**Dataset rows**
** Begin **

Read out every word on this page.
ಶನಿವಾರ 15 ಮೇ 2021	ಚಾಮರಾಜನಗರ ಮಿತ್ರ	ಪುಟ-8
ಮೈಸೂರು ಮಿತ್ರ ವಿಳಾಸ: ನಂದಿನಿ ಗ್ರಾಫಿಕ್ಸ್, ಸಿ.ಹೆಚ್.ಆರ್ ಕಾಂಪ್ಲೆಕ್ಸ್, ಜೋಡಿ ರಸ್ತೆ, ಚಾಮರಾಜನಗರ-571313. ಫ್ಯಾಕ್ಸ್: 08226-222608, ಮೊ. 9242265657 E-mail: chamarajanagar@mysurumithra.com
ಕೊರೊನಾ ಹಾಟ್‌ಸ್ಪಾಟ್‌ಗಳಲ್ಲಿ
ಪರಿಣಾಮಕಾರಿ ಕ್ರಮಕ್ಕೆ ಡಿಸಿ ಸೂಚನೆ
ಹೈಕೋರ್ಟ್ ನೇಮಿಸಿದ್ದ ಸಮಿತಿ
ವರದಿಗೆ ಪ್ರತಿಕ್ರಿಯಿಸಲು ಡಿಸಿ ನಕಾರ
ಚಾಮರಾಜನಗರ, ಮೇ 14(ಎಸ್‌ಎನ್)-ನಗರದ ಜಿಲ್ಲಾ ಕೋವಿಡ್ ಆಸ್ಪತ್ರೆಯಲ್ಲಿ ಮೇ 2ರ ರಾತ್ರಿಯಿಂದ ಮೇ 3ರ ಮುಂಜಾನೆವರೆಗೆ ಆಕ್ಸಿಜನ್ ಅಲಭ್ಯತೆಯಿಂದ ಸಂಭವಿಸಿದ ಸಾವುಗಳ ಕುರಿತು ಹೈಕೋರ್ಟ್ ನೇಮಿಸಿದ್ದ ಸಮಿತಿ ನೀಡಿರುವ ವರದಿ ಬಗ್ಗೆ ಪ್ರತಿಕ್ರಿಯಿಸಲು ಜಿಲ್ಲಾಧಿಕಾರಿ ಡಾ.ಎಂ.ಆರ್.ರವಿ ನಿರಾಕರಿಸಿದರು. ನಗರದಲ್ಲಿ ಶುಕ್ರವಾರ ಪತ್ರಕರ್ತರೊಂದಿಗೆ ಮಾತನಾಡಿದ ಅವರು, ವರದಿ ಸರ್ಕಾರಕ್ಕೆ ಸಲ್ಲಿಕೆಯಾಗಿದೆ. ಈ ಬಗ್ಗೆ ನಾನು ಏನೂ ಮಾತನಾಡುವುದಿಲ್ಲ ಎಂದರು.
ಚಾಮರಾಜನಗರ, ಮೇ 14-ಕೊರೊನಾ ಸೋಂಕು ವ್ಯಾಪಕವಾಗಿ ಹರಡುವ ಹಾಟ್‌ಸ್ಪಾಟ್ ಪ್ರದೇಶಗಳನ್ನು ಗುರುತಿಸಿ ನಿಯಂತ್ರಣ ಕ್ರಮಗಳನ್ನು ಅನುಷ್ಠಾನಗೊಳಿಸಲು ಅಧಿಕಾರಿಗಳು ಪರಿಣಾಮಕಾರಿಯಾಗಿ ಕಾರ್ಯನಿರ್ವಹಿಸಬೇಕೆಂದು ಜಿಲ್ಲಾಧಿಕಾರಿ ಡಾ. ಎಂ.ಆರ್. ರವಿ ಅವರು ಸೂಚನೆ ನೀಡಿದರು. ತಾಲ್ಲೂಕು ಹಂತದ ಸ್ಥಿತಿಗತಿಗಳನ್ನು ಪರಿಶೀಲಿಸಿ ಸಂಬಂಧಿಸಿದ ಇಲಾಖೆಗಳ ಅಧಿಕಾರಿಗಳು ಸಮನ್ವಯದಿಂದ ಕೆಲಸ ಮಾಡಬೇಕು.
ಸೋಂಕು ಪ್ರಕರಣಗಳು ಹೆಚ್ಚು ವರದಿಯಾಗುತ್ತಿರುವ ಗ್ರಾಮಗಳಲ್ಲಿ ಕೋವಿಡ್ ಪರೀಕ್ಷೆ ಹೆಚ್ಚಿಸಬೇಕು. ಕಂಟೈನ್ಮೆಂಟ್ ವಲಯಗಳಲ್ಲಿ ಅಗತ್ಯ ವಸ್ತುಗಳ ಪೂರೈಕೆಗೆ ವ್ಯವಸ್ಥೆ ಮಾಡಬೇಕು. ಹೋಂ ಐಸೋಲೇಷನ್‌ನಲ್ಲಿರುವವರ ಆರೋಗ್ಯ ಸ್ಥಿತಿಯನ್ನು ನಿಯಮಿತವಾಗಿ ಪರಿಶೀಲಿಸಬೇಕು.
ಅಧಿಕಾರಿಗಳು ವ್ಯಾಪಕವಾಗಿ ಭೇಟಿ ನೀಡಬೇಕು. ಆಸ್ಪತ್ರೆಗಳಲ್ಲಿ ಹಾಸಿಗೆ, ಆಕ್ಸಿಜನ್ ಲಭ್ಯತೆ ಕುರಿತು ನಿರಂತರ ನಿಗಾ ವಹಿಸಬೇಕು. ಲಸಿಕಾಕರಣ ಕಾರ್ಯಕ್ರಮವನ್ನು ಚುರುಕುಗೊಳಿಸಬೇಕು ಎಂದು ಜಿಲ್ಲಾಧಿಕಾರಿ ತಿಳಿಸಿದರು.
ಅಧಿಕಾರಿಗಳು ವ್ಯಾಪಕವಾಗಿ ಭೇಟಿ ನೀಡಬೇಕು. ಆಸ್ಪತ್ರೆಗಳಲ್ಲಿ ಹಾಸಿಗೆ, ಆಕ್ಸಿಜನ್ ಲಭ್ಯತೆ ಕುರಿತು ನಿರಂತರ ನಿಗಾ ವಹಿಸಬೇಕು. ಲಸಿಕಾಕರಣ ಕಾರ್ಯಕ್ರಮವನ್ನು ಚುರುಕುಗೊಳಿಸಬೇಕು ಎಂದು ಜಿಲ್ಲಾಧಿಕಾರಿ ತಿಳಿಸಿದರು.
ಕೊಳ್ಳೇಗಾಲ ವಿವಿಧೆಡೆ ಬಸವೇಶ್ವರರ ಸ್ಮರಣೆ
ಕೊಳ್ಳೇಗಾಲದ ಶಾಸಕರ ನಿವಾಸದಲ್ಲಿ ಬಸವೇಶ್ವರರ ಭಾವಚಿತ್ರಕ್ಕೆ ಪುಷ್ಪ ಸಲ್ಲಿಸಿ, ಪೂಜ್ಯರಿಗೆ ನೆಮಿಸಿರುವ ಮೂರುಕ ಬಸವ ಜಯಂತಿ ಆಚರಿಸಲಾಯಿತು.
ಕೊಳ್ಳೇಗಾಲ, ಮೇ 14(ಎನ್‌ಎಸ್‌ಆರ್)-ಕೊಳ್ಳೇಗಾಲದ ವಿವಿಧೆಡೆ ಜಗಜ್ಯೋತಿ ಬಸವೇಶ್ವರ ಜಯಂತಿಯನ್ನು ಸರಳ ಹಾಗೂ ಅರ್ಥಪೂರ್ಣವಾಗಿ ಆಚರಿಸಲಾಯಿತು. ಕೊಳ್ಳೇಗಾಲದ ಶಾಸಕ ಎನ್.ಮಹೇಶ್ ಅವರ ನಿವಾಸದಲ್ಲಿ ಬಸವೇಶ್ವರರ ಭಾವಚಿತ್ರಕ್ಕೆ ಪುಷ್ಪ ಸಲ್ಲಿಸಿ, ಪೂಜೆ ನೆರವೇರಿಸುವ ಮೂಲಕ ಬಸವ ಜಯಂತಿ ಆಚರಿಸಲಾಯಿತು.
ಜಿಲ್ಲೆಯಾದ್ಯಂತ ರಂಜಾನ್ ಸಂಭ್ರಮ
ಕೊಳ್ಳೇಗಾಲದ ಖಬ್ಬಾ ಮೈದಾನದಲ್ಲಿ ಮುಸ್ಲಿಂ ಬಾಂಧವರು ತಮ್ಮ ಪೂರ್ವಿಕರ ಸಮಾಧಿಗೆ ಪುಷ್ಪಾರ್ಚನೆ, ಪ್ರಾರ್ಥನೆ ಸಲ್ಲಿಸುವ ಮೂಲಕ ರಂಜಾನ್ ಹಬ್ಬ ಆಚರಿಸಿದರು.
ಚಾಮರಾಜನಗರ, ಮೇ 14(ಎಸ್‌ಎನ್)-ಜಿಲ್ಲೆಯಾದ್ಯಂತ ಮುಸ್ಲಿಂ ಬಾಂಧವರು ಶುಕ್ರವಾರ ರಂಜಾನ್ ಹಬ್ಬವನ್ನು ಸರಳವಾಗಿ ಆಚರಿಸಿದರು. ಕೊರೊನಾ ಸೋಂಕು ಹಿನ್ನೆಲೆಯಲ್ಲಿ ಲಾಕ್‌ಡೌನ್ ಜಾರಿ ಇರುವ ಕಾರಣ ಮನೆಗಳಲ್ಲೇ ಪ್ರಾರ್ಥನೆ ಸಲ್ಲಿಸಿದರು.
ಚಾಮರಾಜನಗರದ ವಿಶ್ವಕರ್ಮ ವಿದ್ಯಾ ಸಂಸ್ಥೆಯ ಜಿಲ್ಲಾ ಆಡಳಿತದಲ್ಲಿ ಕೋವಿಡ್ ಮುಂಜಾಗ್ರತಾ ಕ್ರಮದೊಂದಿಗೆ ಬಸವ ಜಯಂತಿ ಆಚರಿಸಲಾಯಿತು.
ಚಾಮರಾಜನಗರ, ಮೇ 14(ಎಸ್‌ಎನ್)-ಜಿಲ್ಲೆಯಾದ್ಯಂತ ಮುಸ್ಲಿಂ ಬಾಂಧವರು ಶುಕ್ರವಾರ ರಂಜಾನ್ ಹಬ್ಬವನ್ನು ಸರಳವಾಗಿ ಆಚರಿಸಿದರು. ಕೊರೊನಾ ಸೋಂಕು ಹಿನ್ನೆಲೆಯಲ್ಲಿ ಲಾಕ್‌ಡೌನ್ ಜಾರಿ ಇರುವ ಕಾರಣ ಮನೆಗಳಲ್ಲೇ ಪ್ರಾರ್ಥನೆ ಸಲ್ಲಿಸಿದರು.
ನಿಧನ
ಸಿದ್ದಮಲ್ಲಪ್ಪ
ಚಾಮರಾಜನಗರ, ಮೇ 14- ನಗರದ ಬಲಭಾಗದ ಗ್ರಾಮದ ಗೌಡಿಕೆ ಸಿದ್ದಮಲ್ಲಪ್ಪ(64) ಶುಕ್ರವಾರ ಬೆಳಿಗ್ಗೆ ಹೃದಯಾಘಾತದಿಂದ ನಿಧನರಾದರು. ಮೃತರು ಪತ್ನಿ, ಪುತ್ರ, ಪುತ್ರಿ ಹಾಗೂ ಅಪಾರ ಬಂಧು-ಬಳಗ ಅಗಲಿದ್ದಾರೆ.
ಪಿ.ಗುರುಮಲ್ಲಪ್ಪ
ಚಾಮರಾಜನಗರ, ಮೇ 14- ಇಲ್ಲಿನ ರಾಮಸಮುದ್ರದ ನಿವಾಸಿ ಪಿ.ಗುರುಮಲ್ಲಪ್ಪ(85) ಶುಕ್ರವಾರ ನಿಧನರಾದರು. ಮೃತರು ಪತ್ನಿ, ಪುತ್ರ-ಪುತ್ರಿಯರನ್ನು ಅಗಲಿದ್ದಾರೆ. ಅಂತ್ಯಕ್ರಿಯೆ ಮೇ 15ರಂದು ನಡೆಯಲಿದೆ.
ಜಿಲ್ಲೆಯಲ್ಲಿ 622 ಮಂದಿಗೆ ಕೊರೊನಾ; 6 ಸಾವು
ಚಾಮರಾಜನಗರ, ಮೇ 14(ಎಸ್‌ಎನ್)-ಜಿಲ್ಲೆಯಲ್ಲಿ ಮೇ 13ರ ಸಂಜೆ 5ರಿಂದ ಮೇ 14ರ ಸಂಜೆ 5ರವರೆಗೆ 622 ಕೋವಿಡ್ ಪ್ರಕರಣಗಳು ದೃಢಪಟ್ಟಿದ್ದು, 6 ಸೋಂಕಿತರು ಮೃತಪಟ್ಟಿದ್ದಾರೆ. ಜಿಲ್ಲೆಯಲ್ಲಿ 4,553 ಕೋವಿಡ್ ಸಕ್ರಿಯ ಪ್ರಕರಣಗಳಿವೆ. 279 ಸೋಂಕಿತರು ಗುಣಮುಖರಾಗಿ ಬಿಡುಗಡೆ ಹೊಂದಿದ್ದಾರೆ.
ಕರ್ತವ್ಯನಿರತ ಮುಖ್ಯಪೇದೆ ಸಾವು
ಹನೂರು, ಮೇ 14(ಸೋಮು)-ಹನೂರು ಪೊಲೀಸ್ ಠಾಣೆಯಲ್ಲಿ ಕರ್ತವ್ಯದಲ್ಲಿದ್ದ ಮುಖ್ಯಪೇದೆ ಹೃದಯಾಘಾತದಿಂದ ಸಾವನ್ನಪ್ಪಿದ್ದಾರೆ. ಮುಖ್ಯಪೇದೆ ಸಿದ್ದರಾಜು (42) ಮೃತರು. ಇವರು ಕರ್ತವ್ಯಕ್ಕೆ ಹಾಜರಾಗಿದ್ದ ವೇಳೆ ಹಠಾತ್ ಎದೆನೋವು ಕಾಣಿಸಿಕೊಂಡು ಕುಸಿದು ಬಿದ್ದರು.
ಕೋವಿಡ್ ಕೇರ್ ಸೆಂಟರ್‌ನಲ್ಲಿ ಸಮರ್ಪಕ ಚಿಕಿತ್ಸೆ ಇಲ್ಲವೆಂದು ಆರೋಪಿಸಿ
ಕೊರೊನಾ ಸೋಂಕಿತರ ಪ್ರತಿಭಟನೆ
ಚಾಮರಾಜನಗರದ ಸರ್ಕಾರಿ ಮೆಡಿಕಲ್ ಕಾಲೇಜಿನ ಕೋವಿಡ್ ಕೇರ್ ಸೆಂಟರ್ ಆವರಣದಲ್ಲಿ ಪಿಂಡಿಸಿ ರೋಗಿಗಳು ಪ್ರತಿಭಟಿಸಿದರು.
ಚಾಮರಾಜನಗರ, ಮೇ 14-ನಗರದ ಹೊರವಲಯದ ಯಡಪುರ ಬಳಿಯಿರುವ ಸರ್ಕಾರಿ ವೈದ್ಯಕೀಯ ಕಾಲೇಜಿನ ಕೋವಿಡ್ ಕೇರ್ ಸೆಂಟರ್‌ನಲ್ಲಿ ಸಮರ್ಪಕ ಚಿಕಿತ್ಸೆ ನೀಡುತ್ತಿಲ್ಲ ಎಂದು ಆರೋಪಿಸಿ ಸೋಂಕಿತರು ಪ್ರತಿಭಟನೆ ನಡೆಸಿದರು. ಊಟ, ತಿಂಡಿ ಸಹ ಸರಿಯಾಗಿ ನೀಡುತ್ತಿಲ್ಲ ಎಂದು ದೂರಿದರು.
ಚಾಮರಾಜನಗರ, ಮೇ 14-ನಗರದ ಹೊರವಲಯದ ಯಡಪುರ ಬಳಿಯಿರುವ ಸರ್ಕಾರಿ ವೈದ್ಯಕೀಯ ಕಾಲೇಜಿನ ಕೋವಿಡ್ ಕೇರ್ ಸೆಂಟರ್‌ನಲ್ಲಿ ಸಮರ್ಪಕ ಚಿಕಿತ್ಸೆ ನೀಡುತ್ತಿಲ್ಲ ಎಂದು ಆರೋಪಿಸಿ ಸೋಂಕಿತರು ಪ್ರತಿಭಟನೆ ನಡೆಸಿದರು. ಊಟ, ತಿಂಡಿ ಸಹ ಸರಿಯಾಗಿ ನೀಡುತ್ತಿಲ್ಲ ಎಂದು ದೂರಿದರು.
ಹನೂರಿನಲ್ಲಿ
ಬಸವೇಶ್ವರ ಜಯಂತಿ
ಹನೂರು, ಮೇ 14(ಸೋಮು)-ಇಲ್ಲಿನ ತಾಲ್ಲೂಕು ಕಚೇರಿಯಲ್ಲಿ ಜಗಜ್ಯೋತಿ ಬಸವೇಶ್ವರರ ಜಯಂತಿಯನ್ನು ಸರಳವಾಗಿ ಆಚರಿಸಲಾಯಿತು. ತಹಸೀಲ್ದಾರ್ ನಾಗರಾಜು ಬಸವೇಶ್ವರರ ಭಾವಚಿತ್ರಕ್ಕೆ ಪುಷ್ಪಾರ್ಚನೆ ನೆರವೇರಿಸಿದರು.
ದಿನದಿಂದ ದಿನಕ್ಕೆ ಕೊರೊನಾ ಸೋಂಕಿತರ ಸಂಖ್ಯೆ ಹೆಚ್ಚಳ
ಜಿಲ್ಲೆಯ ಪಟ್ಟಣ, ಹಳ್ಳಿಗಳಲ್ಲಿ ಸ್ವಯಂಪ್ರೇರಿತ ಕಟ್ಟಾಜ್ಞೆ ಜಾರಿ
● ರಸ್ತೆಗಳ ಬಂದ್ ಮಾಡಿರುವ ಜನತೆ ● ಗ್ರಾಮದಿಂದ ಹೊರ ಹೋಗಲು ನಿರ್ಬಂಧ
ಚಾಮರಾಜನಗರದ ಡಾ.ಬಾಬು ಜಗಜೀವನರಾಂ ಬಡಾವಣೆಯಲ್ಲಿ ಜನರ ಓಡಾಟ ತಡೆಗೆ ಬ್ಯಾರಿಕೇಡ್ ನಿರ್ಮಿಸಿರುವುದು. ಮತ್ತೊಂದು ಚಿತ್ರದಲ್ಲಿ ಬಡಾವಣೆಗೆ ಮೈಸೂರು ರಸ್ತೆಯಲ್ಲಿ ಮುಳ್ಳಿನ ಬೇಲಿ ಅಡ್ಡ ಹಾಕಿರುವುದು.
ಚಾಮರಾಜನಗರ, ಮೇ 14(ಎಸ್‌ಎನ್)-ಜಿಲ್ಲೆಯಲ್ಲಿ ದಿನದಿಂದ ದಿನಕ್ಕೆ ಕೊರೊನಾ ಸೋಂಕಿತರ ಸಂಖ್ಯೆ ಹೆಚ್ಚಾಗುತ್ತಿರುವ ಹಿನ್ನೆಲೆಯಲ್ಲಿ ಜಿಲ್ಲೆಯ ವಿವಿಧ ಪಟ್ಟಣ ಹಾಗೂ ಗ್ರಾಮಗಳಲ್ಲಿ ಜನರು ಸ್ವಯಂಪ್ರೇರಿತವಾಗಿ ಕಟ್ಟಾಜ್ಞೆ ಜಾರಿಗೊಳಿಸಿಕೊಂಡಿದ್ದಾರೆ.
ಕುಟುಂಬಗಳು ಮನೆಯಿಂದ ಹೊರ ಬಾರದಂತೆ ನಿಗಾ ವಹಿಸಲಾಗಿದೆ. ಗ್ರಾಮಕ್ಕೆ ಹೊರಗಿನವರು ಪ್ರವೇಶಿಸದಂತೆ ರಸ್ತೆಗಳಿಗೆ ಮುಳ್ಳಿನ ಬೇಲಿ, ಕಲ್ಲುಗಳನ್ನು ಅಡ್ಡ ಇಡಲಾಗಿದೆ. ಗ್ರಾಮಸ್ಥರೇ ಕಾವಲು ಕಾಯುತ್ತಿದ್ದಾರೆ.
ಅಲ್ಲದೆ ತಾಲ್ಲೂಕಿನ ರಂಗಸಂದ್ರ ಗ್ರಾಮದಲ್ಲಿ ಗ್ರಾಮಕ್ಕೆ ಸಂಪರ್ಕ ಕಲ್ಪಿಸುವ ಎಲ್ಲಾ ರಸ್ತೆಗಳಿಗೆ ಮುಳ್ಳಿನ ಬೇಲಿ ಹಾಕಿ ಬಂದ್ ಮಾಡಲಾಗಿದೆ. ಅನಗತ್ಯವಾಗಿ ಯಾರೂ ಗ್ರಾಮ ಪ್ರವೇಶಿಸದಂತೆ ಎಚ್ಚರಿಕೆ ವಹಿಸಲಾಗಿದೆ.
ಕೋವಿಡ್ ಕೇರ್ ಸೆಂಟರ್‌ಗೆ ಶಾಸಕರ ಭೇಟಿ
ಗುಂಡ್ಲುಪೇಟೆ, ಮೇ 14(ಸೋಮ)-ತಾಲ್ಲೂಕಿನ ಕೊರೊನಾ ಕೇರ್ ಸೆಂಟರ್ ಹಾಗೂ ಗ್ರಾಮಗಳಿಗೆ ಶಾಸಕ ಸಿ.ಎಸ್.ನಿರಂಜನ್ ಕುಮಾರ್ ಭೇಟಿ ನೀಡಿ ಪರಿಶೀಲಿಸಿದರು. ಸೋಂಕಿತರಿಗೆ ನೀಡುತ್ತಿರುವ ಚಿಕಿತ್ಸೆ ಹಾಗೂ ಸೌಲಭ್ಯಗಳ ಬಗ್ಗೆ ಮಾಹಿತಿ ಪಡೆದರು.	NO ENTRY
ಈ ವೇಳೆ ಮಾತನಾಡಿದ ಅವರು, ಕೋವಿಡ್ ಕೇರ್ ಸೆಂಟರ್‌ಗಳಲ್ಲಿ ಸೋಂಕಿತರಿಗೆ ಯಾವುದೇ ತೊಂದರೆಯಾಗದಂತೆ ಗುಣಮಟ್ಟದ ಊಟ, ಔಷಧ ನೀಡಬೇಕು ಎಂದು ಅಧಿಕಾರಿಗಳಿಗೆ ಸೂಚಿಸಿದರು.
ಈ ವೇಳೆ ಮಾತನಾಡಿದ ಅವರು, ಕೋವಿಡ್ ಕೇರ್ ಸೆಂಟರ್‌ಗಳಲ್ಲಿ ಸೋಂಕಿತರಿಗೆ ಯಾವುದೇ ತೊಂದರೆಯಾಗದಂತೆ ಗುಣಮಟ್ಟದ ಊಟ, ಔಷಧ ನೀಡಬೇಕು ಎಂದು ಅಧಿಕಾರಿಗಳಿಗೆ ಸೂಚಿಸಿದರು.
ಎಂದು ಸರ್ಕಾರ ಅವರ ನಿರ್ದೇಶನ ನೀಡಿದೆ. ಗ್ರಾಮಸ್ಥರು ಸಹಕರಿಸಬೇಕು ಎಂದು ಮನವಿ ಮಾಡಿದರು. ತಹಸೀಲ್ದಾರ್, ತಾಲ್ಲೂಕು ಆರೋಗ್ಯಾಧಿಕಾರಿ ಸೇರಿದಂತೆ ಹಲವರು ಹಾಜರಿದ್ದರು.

** End **

Where a line above contains the word "ರಕರಣಗಳ", copy that line.

ಸೋಂಕು ಪ್ರಕರಣಗಳು ಹೆಚ್ಚು ವರದಿಯಾಗುತ್ತಿರುವ ಗ್ರಾಮಗಳಲ್ಲಿ ಕೋವಿಡ್ ಪರೀಕ್ಷೆ ಹೆಚ್ಚಿಸಬೇಕು. ಕಂಟೈನ್ಮೆಂಟ್ ವಲಯಗಳಲ್ಲಿ ಅಗತ್ಯ ವಸ್ತುಗಳ ಪೂರೈಕೆಗೆ ವ್ಯವಸ್ಥೆ ಮಾಡಬೇಕು. ಹೋಂ ಐಸೋಲೇಷನ್‌ನಲ್ಲಿರುವವರ ಆರೋಗ್ಯ ಸ್ಥಿತಿಯನ್ನು ನಿಯಮಿತವಾಗಿ ಪರಿಶೀಲಿಸಬೇಕು.
ಚಾಮರಾಜನಗರ, ಮೇ 14(ಎಸ್‌ಎನ್)-ಜಿಲ್ಲೆಯಲ್ಲಿ ಮೇ 13ರ ಸಂಜೆ 5ರಿಂದ ಮೇ 14ರ ಸಂಜೆ 5ರವರೆಗೆ 622 ಕೋವಿಡ್ ಪ್ರಕರಣಗಳು ದೃಢಪಟ್ಟಿದ್ದು, 6 ಸೋಂಕಿತರು ಮೃತಪಟ್ಟಿದ್ದಾರೆ. ಜಿಲ್ಲೆಯಲ್ಲಿ 4,553 ಕೋವಿಡ್ ಸಕ್ರಿಯ ಪ್ರಕರಣಗಳಿವೆ. 279 ಸೋಂಕಿತರು ಗುಣಮುಖರಾಗಿ ಬಿಡುಗಡೆ ಹೊಂದಿದ್ದಾರೆ.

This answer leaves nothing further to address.